[Part of a data file]
────────────────────

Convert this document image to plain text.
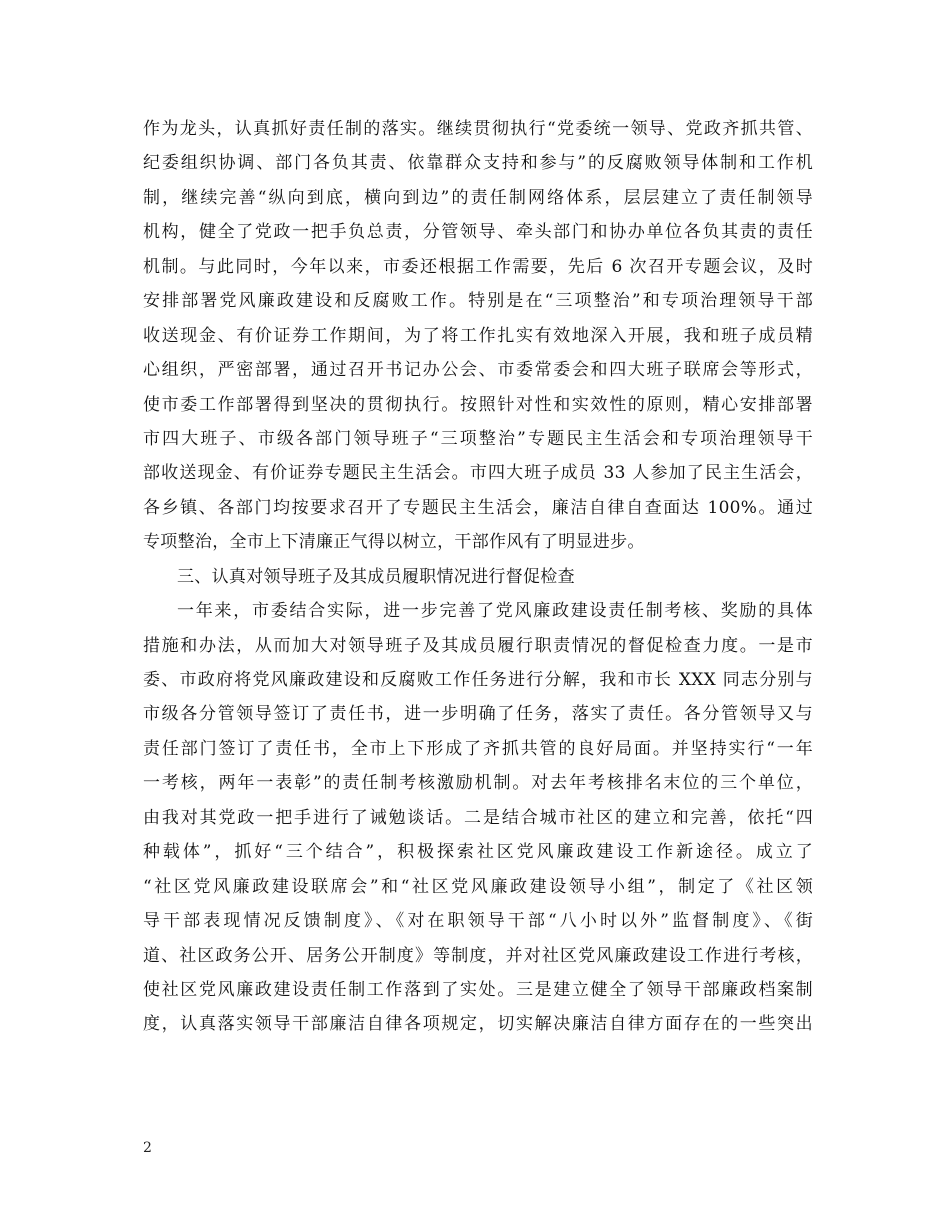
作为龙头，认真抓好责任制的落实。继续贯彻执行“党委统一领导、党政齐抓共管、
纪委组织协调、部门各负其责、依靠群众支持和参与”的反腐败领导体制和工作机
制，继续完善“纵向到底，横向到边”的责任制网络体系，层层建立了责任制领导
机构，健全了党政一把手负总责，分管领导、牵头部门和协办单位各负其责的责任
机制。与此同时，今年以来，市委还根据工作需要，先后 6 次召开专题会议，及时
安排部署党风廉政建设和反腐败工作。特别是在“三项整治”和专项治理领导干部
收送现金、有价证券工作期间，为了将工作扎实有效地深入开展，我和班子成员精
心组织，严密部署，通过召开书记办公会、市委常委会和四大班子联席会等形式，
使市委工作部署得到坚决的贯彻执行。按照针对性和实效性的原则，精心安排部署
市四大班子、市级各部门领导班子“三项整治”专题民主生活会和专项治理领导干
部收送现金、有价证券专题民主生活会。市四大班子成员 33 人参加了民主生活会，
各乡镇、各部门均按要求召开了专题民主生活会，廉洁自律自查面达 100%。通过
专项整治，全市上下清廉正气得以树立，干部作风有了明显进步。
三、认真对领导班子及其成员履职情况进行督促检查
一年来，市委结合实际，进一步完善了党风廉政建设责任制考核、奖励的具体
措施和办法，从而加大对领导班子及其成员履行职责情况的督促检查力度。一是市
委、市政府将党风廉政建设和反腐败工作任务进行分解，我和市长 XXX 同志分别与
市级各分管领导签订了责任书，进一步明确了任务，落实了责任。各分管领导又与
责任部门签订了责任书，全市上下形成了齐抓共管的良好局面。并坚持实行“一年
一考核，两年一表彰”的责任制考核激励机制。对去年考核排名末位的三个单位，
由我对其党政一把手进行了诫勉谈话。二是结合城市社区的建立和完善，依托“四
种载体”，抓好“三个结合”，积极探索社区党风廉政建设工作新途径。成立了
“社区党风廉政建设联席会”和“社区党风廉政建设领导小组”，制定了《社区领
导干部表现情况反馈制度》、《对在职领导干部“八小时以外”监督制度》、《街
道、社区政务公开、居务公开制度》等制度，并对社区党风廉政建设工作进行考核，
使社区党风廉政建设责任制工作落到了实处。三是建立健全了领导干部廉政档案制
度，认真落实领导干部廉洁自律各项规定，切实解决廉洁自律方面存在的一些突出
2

────────────────────

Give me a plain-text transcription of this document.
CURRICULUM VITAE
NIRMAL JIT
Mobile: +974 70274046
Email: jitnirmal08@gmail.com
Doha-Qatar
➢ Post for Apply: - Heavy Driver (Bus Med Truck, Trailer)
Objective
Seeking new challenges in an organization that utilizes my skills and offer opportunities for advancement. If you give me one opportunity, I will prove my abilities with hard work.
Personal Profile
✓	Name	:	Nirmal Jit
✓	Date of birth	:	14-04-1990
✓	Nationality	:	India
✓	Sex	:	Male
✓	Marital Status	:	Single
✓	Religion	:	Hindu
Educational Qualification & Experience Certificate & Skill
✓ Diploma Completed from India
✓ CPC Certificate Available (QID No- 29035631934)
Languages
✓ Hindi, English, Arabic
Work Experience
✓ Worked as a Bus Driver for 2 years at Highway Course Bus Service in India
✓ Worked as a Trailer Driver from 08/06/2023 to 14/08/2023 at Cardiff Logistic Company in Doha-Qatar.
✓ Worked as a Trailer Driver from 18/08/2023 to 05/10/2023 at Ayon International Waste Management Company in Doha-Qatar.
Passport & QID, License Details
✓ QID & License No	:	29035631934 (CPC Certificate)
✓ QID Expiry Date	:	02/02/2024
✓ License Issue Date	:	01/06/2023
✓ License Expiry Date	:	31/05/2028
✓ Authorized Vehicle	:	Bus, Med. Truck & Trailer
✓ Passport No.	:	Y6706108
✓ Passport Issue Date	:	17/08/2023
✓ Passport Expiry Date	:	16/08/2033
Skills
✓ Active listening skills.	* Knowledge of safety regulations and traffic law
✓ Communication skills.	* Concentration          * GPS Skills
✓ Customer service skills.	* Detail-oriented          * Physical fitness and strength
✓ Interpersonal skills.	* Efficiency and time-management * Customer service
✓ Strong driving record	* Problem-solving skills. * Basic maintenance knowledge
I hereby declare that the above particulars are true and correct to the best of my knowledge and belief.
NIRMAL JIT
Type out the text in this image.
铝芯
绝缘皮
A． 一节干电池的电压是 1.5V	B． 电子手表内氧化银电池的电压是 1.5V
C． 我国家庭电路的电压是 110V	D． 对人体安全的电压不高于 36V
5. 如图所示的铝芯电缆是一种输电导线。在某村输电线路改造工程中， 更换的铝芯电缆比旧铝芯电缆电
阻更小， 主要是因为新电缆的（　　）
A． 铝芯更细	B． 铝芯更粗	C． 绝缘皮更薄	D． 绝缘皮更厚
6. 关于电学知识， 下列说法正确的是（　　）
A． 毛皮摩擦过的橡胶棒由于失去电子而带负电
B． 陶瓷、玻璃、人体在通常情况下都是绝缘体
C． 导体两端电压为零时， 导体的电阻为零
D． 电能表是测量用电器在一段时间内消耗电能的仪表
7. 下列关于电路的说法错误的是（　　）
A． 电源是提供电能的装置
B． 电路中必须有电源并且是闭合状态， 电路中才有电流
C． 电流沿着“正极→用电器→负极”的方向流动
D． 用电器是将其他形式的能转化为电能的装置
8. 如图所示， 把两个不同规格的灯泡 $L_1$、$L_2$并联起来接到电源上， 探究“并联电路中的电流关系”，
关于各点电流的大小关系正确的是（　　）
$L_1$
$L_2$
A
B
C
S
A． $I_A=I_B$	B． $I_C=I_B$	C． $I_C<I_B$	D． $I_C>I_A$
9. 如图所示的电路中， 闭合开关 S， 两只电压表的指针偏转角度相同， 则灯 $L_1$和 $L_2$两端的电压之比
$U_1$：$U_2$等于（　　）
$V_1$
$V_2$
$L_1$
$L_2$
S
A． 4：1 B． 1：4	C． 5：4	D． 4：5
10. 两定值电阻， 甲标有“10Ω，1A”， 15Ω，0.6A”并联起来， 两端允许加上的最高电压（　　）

────────────────────

What the task requires: Collect the lines that hold "image".

Output for this exercise:
Convert this document image to plain text.
Type out the text in this image.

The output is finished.